● **Questões e tarefas**:
#1 Segundo a reportagem sobre a contratação de Lewandowski pelo Banco Master, por que ele passou a atuar como consultor jurídico do banco, e não como membro do conselho? Responda em uma a três frases.
#2 Reproduza o trecho da reportagem sobre a contratação de Lewandowski pelo Banco Master, de "Segundo o relato" até "momento da indicação.".

● **Trecho do documento**:
Líder do governo no Senado admitiu ter intermediado a contratação do ex-ministro do STF para atuar como consultor jurídico de instituição financeira investigada.
Em entrevista exclusiva concedida à BandNews TV nesta quinta-feira (18), em Salvador, o senador Jaques Wagner (PT-BA) confirmou que atuou pessoalmente na indicação e intermediação da contratação do ex-ministro do Supremo Tribunal Federal (STF), Ricardo Lewandowski, para prestar serviços ao grupo econômico do Banco Master. A instituição financeira é o pivô da 9ª fase da Operação Compliance Zero, deflagrada hoje pela Polícia Federal.
Segundo o relato de Wagner, a aproximação ocorreu após um pedido direto do empresário baiano Augusto Lima, apontado pelas investigações como um dos operadores do esquema. O parlamentar detalhou que o banco buscava blindagem e prestígio técnico para sua estrutura corporativa. “Ele queria uma indicação para a área jurídica do banco. Ele já tinha contratado o Gustavo Loyola no conselho de administração para a parte econômica e ele queria alguém na área jurídica”, explicou o senador.
O petista afirmou que a oportunidade surgiu logo após a saída do magistrado da corte constitucional. “O ministro Lewandowski tinha acabado de se aposentar do Supremo por conta dos 75 anos. Eu digo: ‘Olha, eu acho que não tem pessoa melhor'”, revelação feita pelo ex-governador ao descrever o momento da indicação.
Wagner pontuou que, após consultar o magistrado aposentado por meio de interlocutores, o próprio Lewandowski declinou de integrar o conselho formal do banco, optando por um modelo diferente de prestação de serviço. “O ministro disse: ‘Não, eu não quero ir para o conselho. Se ele quiser, eu posso ser o consultor jurídico do banco’, e foi o que ele foi contratado”, esclareceu o líder governista, reiterando que sua relação com o banqueiro Daniel Vorcaro é “praticamente zero” e restrita a apenas dois encontros institucionais.

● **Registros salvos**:

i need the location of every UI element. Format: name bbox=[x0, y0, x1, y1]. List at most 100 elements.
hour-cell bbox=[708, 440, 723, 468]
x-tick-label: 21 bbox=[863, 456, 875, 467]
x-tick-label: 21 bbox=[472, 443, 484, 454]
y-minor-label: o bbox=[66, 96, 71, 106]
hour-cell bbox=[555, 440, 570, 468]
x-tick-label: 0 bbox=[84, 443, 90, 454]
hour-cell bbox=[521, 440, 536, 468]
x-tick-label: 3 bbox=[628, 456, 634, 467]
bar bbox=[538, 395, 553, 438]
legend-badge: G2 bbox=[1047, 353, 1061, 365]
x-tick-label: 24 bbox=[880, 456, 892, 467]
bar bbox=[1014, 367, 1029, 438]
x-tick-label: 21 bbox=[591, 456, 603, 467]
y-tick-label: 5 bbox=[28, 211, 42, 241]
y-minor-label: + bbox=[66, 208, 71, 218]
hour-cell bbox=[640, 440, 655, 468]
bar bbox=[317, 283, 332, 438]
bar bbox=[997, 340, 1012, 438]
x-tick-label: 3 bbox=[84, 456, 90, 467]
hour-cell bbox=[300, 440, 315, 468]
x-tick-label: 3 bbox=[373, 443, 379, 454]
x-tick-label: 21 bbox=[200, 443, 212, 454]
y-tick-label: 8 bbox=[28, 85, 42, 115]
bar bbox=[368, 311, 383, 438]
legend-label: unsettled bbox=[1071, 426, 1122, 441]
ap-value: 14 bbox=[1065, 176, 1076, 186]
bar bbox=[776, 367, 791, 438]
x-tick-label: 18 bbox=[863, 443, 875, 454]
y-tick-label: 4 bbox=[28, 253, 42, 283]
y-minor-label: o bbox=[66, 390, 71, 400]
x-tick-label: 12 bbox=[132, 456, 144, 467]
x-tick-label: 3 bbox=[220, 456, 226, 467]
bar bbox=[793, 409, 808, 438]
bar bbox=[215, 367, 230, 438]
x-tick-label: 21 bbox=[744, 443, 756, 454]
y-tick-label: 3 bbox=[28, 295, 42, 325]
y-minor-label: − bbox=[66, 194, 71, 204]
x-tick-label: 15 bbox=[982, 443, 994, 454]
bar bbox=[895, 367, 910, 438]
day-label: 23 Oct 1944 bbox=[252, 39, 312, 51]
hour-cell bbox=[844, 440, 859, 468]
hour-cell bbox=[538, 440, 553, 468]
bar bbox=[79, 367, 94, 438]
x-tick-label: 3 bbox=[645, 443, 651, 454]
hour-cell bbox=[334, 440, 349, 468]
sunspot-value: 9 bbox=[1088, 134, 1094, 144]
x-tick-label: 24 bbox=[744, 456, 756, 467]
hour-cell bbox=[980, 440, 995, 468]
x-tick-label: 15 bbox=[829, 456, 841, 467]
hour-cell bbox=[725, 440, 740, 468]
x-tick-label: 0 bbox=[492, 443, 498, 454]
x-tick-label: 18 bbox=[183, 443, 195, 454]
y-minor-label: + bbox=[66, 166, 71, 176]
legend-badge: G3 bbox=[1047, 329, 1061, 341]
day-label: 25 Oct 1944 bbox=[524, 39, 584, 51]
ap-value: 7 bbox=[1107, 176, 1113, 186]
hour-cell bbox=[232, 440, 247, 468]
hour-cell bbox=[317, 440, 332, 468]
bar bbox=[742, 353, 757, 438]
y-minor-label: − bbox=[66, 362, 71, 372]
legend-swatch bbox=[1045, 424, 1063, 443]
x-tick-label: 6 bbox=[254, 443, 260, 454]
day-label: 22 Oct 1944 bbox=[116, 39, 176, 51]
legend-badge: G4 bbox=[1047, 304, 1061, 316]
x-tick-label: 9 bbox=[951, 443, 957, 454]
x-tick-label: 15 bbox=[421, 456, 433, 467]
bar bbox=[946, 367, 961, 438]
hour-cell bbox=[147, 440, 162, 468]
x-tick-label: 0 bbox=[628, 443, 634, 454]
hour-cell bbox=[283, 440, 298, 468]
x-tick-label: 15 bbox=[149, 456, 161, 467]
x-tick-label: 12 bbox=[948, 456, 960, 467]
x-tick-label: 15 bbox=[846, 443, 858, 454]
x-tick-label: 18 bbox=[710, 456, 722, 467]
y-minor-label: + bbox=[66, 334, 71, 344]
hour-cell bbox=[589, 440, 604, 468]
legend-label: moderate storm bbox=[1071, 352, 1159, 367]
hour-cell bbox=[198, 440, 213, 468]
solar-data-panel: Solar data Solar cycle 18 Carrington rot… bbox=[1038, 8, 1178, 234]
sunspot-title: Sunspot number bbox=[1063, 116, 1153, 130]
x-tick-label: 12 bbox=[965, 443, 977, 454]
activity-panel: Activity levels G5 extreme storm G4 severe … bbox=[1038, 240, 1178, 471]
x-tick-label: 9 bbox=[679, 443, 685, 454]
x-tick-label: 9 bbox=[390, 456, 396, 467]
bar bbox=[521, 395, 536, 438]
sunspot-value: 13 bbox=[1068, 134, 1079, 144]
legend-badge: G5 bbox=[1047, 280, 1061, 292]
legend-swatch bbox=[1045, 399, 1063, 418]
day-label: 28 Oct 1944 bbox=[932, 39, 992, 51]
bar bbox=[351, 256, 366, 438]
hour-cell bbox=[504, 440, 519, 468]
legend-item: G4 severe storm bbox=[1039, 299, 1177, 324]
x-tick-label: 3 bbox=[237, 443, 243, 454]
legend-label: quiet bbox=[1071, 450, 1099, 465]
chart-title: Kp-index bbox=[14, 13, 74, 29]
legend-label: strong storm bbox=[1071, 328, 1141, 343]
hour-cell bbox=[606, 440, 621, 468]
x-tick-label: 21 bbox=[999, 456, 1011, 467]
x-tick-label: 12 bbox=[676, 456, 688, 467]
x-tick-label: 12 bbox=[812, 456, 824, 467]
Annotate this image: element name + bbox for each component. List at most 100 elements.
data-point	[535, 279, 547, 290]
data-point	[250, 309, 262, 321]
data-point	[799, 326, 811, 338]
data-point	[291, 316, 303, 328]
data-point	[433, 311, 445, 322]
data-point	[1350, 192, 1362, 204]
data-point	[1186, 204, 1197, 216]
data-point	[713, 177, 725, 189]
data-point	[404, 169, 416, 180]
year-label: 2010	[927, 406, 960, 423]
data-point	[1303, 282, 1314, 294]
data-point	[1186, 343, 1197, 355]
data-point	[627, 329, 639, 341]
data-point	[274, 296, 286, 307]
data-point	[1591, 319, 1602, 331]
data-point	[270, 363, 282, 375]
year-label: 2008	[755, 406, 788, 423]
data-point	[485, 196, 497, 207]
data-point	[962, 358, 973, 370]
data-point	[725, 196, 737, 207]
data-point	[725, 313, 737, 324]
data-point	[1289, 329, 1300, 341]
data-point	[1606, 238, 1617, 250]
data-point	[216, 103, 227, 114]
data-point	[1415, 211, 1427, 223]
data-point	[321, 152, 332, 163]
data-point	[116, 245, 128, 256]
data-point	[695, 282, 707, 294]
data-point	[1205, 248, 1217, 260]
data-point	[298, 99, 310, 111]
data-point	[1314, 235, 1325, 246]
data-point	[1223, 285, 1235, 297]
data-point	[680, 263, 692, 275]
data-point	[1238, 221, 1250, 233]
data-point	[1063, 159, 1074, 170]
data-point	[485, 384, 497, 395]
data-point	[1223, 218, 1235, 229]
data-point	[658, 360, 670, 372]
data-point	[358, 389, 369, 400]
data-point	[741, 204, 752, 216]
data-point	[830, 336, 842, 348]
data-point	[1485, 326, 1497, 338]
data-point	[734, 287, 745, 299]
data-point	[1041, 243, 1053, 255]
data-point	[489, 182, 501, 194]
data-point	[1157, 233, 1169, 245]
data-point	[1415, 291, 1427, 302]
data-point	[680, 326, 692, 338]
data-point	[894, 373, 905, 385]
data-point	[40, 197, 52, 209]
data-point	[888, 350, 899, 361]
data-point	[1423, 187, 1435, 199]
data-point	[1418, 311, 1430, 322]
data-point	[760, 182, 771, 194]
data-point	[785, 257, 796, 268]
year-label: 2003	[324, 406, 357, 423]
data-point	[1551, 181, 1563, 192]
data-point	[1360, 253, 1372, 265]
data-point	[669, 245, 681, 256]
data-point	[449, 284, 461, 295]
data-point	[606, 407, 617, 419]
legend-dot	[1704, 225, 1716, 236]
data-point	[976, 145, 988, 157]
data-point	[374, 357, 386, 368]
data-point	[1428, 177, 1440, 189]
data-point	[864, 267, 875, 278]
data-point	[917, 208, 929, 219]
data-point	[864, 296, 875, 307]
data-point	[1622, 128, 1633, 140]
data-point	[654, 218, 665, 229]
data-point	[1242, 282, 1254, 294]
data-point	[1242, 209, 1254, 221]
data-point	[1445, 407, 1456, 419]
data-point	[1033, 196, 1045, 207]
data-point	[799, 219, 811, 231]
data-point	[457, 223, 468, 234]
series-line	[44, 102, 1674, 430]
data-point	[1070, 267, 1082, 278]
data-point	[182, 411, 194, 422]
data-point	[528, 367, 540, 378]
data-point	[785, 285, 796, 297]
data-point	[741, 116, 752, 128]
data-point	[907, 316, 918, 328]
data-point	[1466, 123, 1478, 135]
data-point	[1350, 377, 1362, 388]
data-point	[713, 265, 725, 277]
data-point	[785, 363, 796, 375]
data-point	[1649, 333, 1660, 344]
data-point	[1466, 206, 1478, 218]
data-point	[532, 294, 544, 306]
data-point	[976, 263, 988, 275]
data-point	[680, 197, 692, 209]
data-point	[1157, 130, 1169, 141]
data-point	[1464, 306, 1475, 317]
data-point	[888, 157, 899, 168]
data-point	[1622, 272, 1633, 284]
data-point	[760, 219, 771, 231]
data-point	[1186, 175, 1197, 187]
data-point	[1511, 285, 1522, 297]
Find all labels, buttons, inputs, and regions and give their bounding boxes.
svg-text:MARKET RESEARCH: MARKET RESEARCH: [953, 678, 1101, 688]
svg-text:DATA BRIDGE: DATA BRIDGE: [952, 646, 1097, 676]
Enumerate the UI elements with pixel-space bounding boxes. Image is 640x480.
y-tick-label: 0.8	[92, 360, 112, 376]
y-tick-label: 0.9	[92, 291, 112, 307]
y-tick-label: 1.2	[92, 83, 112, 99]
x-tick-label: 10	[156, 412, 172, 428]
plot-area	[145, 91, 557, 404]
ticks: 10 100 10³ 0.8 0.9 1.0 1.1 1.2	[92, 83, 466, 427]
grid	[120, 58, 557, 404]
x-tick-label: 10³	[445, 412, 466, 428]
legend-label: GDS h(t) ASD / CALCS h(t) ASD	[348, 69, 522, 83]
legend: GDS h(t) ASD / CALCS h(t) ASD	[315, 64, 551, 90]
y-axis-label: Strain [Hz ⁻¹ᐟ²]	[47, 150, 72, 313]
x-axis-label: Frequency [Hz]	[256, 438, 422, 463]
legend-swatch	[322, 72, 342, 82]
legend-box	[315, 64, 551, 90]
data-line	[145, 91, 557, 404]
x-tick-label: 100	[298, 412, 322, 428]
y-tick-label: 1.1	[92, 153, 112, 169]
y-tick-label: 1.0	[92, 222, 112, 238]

● **Respostas**:
#1 Lewandowski recusou integrar o conselho formal do banco. Ele disse que não queria ir para o conselho, mas que poderia ser o consultor jurídico do banco, e foi assim que acabou contratado.

#2
Segundo o relato de Wagner, a aproximação ocorreu após um pedido direto do empresário baiano Augusto Lima, apontado pelas investigações como um dos operadores do esquema. O parlamentar detalhou que o banco buscava blindagem e prestígio técnico para sua estrutura corporativa. “Ele queria uma indicação para a área jurídica do banco. Ele já tinha contratado o Gustavo Loyola no conselho de administração para a parte econômica e ele queria alguém na área jurídica”, explicou o senador.
O petista afirmou que a oportunidade surgiu logo após a saída do magistrado da corte constitucional. “O ministro Lewandowski tinha acabado de se aposentar do Supremo por conta dos 75 anos. Eu digo: ‘Olha, eu acho que não tem pessoa melhor'”, revelação feita pelo ex-governador ao descrever o momento da indicação.